REQUIREMENTS: Write out exactly, with no other output, the lines below from the one that contains "Give me a plain-text" through the end.

(Stored records)
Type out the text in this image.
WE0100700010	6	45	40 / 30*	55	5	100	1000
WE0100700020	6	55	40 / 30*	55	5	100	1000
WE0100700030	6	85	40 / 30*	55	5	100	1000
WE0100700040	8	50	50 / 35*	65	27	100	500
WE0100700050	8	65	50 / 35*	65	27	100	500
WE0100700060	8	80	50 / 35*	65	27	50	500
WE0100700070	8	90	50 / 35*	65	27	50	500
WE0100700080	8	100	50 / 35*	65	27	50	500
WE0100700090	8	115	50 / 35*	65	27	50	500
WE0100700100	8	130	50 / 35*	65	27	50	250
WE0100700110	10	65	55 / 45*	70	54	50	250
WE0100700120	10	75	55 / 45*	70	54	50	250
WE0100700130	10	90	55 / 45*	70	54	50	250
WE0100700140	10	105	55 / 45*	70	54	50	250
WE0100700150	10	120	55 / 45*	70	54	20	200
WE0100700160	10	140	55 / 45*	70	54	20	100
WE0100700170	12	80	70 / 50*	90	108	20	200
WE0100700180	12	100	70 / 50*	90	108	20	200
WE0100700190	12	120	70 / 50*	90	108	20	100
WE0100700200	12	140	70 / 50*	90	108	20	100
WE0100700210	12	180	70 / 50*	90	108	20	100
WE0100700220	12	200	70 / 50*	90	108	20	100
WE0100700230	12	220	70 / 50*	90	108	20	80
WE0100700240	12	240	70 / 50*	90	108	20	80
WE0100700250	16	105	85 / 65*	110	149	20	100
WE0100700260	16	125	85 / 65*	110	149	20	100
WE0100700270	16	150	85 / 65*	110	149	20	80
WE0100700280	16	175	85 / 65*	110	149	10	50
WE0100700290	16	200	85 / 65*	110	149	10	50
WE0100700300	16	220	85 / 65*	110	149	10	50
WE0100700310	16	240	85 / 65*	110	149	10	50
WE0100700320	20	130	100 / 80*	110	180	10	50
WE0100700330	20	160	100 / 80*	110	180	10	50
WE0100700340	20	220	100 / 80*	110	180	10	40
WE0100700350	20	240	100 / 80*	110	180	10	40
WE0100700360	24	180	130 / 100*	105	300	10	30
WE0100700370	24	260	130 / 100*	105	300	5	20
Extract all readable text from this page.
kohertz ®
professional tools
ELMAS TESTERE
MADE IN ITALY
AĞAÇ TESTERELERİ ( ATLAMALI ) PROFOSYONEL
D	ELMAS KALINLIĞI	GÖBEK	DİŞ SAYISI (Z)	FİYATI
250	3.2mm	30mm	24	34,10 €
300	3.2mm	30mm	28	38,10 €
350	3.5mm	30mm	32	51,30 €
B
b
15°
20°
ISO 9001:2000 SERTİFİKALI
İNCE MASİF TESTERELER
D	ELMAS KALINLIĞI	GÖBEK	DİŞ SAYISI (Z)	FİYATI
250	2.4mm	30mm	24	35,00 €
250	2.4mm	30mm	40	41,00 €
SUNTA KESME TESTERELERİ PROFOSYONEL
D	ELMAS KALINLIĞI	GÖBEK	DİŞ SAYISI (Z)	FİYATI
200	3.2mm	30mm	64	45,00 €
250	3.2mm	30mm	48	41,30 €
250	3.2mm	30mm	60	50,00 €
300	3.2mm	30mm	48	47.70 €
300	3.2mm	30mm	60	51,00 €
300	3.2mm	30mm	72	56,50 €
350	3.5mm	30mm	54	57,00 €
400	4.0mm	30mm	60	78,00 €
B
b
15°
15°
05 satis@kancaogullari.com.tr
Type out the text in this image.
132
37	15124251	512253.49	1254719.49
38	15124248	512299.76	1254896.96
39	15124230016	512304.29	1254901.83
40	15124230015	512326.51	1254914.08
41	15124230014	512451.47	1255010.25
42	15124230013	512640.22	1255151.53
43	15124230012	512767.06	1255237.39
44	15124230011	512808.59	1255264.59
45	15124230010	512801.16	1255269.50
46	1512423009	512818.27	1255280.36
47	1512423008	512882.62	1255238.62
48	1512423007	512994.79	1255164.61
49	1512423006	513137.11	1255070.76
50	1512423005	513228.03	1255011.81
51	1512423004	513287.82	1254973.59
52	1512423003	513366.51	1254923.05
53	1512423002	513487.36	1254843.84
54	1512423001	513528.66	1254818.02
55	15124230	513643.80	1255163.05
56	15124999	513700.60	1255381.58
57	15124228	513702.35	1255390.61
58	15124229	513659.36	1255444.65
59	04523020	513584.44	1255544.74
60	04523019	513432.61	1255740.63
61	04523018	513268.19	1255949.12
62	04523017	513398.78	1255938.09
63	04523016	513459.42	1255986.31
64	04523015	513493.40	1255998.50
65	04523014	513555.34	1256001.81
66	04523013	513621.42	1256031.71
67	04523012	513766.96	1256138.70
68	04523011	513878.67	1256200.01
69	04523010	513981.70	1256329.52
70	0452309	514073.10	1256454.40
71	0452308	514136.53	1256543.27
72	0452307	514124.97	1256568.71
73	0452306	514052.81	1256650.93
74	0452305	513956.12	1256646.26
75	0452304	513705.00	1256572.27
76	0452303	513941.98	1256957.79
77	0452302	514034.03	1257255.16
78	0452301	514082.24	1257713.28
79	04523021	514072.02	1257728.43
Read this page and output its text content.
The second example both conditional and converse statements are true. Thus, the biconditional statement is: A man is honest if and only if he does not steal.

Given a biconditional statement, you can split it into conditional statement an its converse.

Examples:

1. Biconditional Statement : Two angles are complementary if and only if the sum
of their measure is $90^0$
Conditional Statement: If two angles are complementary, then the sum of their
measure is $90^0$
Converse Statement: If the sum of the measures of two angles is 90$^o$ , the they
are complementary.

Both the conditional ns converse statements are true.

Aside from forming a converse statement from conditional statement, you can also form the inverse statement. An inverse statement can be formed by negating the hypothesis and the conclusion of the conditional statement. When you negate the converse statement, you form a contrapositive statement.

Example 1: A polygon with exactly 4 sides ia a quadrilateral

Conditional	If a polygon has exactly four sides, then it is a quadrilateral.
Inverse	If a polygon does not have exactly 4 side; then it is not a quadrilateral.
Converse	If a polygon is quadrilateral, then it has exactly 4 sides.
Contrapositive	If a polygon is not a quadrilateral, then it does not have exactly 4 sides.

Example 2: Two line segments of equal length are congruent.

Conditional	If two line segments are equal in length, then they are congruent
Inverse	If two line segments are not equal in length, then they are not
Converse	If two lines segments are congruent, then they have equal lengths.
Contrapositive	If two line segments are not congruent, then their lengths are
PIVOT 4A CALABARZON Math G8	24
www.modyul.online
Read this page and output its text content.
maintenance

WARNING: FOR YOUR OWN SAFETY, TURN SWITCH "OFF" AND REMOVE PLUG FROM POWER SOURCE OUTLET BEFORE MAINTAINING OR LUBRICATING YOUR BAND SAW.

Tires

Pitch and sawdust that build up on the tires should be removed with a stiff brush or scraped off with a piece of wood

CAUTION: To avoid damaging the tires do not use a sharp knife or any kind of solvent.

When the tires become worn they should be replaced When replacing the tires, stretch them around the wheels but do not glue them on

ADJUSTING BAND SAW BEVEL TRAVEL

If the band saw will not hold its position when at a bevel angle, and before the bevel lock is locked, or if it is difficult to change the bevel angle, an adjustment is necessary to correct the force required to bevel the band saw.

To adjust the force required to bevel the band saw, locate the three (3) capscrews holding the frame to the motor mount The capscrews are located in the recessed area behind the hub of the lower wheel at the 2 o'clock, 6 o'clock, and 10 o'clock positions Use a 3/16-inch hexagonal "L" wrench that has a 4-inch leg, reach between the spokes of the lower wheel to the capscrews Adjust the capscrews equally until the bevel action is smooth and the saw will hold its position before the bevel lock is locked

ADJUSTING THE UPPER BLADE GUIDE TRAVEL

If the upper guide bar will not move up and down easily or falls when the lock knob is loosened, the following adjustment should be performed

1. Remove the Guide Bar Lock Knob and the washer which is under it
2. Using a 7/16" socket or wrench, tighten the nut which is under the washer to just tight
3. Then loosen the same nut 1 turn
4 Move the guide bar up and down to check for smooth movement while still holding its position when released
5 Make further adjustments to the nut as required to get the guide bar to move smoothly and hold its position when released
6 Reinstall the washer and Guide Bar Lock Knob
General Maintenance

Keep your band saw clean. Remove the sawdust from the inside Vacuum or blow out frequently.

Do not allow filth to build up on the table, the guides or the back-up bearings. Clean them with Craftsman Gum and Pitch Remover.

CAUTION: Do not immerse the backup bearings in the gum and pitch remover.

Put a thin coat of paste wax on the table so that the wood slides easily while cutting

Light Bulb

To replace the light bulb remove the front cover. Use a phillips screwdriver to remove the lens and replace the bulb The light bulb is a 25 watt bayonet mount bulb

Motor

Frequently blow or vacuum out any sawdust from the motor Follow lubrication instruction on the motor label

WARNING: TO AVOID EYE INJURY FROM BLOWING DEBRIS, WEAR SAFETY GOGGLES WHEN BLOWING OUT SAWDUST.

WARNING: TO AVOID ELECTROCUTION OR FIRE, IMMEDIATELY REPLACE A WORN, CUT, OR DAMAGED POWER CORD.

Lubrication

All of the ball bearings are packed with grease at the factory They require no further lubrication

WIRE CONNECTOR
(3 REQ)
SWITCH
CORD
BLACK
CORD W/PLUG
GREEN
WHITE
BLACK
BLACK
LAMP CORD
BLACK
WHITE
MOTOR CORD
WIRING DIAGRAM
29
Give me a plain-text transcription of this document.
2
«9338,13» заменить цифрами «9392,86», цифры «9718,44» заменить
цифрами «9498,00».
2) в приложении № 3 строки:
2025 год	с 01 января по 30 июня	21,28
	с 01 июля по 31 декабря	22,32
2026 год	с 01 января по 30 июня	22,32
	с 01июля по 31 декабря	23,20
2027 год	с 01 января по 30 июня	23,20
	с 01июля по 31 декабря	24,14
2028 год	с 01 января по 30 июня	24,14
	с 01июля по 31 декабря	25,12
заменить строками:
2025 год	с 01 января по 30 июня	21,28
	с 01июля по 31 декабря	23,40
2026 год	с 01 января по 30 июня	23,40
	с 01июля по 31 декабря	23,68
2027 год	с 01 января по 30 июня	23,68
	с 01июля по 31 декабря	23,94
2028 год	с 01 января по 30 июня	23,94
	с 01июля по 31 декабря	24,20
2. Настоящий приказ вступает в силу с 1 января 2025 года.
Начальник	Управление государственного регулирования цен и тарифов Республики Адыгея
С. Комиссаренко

TASK ANSWER:
Give me a plain-text transcription of this document.
2
«9338,13» заменить цифрами «9392,86», цифры «9718,44» заменить
цифрами «9498,00».
2) в приложении № 3 строки:
2025 год	с 01 января по 30 июня	21,28
	с 01 июля по 31 декабря	22,32
2026 год	с 01 января по 30 июня	22,32
	с 01июля по 31 декабря	23,20
2027 год	с 01 января по 30 июня	23,20
	с 01июля по 31 декабря	24,14
2028 год	с 01 января по 30 июня	24,14
	с 01июля по 31 декабря	25,12
заменить строками:
2025 год	с 01 января по 30 июня	21,28
	с 01июля по 31 декабря	23,40
2026 год	с 01 января по 30 июня	23,40
	с 01июля по 31 декабря	23,68
2027 год	с 01 января по 30 июня	23,68
	с 01июля по 31 декабря	23,94
2028 год	с 01 января по 30 июня	23,94
	с 01июля по 31 декабря	24,20
2. Настоящий приказ вступает в силу с 1 января 2025 года.
Начальник	Управление государственного регулирования цен и тарифов Республики Адыгея
С. Комиссаренко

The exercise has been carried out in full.